## Given request
Sort through the entries below and pull out lines containing the word "name".

%%

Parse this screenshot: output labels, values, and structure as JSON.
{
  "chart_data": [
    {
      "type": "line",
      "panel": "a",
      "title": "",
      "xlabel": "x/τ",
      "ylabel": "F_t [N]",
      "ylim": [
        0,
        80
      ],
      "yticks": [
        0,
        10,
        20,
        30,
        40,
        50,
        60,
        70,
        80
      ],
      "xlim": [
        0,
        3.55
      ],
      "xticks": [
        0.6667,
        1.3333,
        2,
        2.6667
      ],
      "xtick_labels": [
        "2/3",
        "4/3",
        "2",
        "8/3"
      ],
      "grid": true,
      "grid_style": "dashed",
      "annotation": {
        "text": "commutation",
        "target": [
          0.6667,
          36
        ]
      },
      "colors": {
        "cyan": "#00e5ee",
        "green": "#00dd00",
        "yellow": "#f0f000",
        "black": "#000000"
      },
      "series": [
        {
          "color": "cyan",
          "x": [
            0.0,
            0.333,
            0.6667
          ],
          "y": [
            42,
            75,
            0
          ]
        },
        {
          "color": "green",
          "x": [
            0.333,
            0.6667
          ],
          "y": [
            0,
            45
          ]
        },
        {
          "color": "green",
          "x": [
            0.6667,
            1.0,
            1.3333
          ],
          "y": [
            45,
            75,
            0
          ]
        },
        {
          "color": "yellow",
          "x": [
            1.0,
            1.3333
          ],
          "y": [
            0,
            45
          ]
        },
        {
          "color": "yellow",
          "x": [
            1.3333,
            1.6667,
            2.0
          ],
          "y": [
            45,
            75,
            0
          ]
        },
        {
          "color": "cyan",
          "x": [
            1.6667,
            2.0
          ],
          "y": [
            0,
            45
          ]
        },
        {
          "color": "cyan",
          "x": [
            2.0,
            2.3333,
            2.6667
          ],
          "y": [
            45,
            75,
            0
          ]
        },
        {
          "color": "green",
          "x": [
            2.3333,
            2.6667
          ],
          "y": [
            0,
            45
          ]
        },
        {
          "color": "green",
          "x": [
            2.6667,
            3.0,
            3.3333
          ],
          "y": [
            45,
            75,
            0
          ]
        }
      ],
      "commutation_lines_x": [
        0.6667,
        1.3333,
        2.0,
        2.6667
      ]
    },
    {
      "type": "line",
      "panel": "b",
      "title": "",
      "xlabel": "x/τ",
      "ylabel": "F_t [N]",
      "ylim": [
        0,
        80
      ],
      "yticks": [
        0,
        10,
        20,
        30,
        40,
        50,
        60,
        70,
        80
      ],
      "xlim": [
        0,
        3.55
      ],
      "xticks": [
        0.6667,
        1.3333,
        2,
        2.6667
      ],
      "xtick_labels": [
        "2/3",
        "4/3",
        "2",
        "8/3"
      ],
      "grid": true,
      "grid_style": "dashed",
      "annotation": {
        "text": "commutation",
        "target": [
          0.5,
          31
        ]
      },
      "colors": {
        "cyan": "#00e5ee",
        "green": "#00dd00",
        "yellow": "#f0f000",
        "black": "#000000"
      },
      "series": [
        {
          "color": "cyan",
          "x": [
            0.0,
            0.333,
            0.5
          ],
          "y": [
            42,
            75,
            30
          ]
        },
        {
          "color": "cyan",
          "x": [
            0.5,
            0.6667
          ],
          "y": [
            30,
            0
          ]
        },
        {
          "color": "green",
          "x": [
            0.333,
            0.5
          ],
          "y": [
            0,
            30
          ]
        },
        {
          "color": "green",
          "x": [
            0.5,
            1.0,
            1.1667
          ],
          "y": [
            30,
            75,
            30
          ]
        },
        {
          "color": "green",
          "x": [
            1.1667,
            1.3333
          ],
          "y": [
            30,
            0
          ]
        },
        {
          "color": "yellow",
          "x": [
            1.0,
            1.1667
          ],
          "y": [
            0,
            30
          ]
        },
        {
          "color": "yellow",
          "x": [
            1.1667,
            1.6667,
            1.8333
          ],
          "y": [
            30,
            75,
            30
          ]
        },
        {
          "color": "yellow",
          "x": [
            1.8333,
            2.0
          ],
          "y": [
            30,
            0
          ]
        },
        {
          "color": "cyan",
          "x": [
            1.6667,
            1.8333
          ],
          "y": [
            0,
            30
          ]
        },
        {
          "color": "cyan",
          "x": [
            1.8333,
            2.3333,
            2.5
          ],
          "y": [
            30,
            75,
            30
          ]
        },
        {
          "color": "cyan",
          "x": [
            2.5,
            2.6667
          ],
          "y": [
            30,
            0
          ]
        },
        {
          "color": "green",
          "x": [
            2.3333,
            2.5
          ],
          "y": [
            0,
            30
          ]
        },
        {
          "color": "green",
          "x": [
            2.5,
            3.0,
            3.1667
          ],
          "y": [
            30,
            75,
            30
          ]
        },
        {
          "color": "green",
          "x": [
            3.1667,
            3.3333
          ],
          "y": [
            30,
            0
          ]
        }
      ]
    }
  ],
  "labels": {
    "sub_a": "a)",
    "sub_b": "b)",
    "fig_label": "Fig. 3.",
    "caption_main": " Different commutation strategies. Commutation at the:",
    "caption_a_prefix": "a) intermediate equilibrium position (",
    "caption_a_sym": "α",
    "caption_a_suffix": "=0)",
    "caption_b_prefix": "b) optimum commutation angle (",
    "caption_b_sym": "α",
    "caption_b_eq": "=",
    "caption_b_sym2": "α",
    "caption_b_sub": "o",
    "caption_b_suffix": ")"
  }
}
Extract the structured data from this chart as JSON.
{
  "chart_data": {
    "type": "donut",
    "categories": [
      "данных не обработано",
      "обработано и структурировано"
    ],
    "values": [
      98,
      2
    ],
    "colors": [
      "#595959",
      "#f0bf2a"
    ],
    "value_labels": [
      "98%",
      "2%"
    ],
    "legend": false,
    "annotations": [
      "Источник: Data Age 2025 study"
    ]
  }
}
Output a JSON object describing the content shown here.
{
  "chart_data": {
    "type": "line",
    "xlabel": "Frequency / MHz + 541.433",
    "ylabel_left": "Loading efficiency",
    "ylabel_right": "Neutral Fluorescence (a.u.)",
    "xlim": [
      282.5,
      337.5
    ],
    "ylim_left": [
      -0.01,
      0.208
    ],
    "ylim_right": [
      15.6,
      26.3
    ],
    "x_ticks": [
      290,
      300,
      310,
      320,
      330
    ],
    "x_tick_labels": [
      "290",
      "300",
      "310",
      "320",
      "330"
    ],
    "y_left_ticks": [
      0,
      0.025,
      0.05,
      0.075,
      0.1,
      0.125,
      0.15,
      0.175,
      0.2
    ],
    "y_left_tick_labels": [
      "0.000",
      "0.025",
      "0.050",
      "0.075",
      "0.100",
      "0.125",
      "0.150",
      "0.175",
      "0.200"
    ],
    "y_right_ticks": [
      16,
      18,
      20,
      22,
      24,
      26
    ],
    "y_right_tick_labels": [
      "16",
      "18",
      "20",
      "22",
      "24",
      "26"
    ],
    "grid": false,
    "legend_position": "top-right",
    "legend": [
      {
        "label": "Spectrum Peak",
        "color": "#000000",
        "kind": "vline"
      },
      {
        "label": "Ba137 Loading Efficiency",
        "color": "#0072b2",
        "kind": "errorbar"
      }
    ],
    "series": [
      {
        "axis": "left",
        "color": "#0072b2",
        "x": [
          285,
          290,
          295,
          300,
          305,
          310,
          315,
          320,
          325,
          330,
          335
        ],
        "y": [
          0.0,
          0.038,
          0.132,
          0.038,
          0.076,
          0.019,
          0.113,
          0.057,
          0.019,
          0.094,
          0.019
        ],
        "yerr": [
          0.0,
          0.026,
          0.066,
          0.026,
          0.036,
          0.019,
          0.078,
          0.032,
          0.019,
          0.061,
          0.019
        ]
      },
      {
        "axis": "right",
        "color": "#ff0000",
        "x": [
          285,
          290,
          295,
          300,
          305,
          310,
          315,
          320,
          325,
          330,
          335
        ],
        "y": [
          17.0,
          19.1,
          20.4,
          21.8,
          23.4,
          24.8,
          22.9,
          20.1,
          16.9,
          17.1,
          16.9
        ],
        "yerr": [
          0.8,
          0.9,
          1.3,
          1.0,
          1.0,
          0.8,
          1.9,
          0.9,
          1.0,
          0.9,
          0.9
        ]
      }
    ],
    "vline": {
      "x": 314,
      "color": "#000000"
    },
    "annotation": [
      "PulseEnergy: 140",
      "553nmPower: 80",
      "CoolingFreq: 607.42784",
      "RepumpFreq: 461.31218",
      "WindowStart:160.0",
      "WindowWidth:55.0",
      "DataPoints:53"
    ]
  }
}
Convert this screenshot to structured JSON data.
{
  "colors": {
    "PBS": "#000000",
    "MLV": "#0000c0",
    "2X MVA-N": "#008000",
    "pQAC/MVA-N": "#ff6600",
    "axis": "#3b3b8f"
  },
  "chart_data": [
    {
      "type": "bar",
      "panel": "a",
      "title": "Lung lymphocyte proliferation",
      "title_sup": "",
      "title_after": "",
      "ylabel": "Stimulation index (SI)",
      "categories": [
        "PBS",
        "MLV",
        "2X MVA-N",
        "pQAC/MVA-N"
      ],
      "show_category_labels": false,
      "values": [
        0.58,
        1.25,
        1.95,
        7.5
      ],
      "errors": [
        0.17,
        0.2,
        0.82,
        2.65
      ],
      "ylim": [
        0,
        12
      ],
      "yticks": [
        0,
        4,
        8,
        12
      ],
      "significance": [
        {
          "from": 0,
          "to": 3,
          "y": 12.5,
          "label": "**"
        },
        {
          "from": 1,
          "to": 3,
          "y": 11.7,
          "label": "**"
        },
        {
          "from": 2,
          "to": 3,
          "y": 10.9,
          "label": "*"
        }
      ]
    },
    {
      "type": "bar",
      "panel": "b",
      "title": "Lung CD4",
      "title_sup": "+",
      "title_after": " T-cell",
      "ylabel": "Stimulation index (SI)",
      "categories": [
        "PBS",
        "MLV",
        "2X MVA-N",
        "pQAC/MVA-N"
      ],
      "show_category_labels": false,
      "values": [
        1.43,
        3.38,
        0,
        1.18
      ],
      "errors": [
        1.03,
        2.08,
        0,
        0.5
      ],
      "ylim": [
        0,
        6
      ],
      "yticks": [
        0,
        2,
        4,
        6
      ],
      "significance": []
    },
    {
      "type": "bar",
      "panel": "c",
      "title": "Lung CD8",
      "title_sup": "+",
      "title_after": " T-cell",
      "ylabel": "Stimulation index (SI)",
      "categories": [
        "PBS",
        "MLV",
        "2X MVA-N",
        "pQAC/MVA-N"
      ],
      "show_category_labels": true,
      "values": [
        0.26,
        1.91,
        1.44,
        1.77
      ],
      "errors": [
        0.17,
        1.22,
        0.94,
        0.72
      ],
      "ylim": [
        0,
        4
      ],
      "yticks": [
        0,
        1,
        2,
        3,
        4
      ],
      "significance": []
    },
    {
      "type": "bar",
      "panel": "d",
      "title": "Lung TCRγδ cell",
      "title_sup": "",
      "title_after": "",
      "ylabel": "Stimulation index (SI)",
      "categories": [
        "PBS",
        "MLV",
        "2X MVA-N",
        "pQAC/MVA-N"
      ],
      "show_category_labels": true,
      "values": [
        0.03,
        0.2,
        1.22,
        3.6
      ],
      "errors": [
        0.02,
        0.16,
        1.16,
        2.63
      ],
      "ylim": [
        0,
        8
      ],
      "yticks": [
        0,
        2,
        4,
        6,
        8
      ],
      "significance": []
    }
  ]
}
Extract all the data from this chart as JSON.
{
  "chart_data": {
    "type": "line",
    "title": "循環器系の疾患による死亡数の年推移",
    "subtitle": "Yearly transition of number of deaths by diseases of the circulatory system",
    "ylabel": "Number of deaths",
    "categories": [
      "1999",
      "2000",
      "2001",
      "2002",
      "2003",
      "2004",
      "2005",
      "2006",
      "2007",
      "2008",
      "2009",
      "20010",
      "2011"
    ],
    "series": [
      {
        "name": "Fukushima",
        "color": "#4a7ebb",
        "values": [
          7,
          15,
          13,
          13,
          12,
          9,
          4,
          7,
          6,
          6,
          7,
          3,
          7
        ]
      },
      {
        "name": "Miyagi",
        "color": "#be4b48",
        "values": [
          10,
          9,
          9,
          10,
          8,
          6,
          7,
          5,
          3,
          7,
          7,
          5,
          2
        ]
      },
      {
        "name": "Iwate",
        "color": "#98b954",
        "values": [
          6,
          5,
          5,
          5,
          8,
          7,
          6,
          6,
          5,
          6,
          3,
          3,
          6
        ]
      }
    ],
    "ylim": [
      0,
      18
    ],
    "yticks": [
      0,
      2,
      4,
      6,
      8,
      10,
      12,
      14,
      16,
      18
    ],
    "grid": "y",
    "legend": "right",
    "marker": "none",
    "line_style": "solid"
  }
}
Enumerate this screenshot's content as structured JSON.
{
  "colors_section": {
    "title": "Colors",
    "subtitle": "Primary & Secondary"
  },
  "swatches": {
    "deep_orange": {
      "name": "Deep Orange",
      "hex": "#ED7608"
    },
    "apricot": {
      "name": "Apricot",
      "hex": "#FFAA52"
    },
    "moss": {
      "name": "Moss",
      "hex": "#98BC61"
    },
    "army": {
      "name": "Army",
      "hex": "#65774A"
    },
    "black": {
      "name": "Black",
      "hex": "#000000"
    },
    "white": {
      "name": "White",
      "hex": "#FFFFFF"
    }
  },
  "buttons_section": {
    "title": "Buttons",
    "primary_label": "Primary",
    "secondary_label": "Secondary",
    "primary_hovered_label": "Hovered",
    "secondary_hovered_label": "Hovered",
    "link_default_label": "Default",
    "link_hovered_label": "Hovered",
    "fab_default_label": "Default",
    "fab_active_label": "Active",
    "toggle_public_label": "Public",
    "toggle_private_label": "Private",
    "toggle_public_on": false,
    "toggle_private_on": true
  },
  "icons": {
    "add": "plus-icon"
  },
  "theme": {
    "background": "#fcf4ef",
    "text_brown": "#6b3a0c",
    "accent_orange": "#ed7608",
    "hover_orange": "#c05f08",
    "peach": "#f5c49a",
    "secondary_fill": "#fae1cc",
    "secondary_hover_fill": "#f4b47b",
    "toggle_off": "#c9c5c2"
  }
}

%%

## Full answer
        "name": "Fukushima",
        "name": "Miyagi",
        "name": "Iwate",
      "name": "Deep Orange",
      "name": "Apricot",
      "name": "Moss",
      "name": "Army",
      "name": "Black",
      "name": "White",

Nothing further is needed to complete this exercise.